### Prompt
Reproduce all lines of the listing below in which the word "entre" occurs.

### Stored records
———

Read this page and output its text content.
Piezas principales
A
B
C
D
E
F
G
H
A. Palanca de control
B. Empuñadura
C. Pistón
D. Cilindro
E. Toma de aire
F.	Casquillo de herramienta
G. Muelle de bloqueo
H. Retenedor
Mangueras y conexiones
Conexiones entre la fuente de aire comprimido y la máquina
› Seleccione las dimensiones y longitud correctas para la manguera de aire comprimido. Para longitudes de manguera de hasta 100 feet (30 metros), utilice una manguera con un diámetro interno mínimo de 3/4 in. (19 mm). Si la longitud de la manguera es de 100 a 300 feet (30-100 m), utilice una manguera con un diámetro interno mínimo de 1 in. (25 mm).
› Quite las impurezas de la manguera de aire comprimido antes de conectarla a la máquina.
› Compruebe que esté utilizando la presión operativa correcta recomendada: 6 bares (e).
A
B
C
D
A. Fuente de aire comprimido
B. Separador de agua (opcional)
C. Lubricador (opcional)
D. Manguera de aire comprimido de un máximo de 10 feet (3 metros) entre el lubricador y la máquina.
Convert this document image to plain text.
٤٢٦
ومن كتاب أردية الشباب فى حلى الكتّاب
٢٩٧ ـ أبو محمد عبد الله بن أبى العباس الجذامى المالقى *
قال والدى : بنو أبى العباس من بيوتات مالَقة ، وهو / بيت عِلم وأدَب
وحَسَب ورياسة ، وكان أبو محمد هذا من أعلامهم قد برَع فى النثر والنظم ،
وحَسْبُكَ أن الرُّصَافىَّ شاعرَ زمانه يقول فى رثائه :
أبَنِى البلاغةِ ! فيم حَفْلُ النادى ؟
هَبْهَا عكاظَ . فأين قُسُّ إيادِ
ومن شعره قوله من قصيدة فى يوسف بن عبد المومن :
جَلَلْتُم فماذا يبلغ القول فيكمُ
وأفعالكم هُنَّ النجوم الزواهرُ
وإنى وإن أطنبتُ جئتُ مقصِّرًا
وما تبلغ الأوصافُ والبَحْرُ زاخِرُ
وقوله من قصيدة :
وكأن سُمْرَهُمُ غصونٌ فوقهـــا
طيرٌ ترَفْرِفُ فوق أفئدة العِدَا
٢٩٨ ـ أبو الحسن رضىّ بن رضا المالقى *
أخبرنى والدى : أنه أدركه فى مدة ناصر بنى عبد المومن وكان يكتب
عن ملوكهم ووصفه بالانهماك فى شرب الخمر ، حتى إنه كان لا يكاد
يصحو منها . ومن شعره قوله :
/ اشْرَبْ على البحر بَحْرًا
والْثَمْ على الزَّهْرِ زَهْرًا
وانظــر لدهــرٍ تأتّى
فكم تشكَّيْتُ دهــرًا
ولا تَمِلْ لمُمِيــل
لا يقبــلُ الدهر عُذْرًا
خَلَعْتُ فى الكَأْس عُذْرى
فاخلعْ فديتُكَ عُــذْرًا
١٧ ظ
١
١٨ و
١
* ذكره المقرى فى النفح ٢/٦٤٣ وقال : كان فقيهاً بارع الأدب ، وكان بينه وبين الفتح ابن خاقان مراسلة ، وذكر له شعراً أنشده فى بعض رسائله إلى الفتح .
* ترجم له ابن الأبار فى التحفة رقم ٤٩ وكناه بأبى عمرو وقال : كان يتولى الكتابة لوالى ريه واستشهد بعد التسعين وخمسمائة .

———

### Complete response
Conexiones entre la fuente de aire comprimido y la máquina
D. Manguera de aire comprimido de un máximo de 10 feet (3 metros) entre el lubricador y la máquina.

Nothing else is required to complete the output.